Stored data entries
[Begin]

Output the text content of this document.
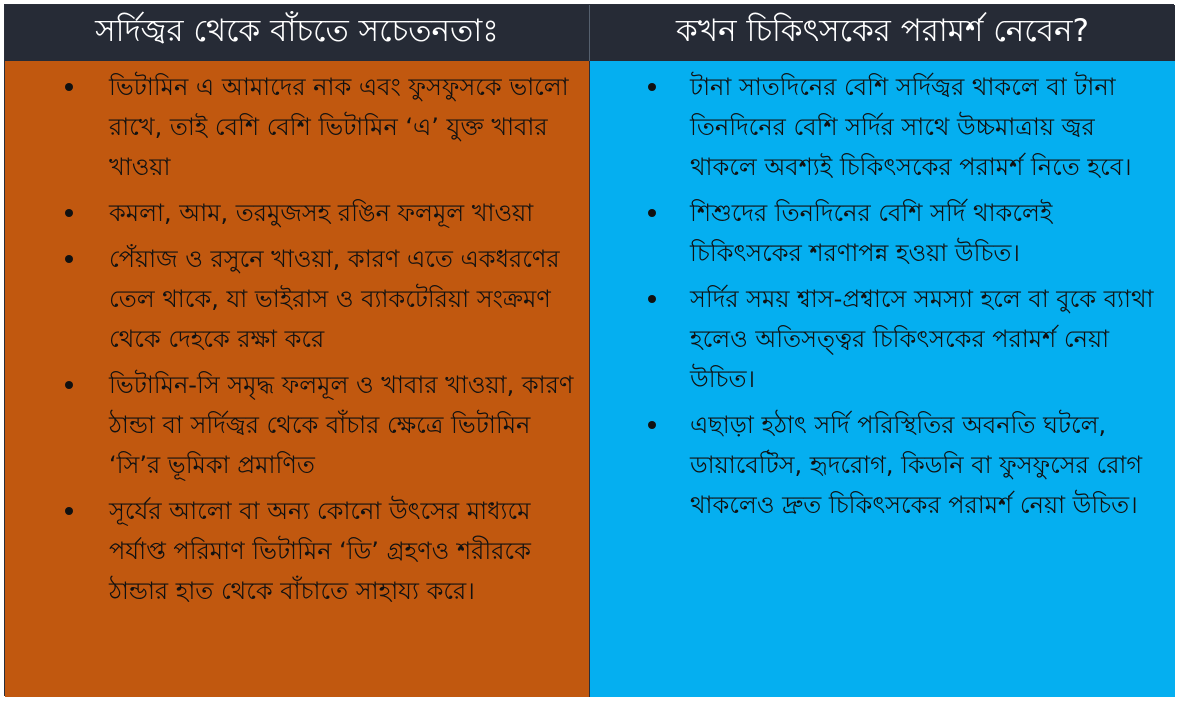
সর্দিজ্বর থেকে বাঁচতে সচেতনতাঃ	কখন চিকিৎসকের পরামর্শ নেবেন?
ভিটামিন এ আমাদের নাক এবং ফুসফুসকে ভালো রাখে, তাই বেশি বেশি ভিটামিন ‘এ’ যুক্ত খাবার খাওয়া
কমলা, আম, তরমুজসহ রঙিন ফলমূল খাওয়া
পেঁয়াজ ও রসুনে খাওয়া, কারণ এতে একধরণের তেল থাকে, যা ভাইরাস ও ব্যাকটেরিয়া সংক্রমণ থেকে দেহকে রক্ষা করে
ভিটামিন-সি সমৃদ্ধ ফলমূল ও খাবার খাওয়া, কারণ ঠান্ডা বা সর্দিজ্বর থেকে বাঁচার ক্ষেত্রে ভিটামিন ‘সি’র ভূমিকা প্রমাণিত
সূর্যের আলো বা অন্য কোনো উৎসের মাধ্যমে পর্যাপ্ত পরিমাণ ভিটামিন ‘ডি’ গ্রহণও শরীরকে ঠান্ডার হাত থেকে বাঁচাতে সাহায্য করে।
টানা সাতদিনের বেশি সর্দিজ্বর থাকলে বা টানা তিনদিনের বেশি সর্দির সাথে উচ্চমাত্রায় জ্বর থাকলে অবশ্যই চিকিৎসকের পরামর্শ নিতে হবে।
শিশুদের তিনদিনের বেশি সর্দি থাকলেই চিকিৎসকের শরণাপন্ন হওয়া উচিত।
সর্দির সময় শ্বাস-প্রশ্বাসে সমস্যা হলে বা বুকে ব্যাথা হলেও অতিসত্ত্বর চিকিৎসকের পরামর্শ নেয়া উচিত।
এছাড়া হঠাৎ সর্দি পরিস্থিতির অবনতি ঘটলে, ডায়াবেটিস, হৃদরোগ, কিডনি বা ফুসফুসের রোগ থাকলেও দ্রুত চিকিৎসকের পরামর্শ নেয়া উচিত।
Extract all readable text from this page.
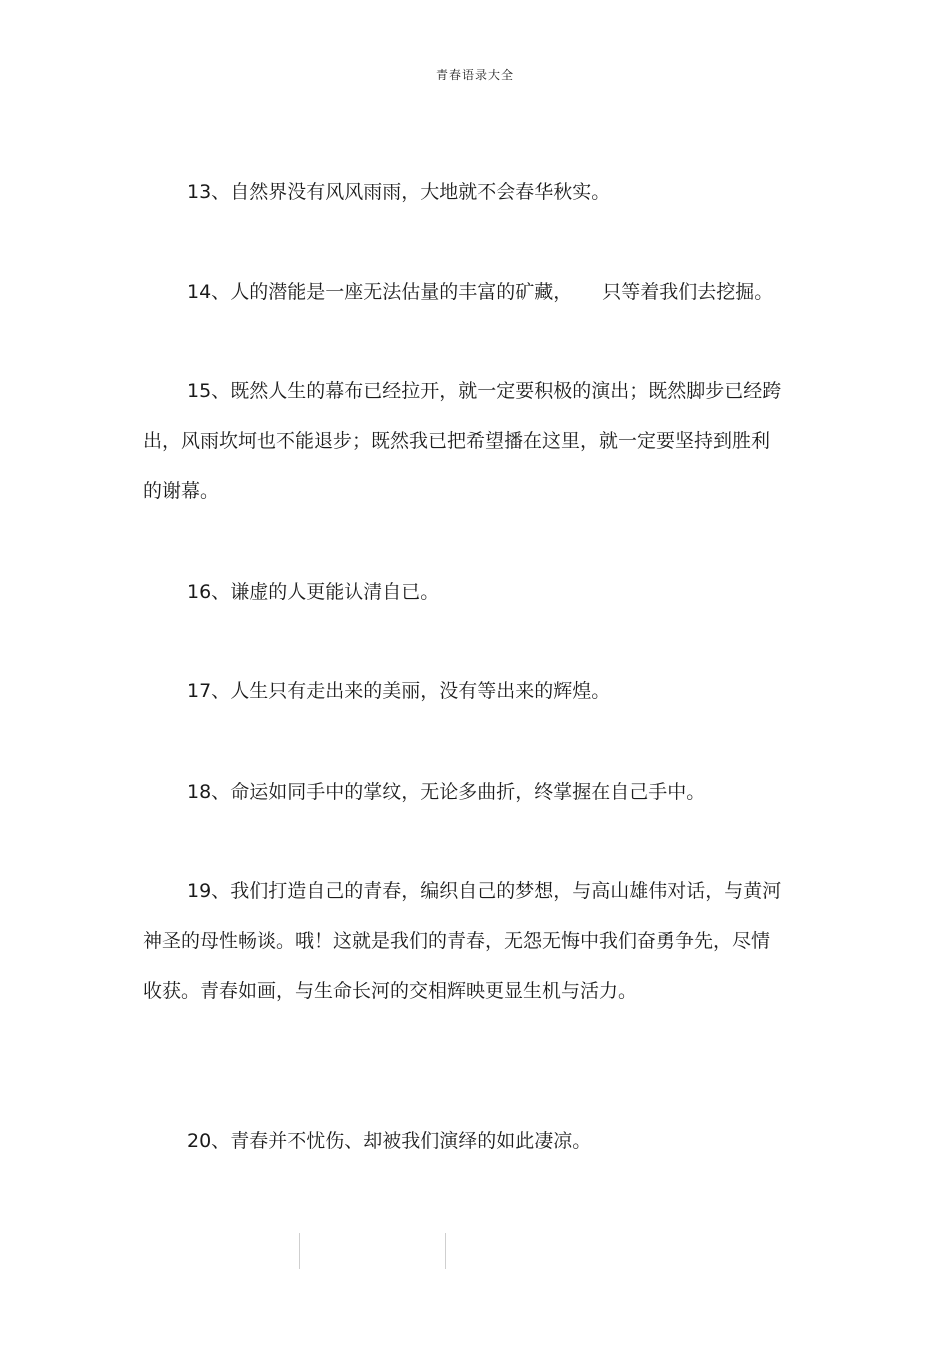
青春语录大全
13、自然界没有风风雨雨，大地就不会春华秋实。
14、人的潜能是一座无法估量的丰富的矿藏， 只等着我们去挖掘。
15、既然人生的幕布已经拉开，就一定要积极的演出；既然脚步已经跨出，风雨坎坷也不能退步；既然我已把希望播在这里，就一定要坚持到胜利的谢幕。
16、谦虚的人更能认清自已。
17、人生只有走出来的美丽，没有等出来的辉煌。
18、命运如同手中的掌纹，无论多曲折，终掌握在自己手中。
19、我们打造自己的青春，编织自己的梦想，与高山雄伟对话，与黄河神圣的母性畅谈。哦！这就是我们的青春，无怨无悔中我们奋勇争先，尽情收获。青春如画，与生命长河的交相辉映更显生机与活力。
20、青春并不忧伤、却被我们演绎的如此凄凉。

[End]

- Set problem
Show every line in the records above that contains the word "this".

- Answer below
Output the text content of this document.
Extract all readable text from this page.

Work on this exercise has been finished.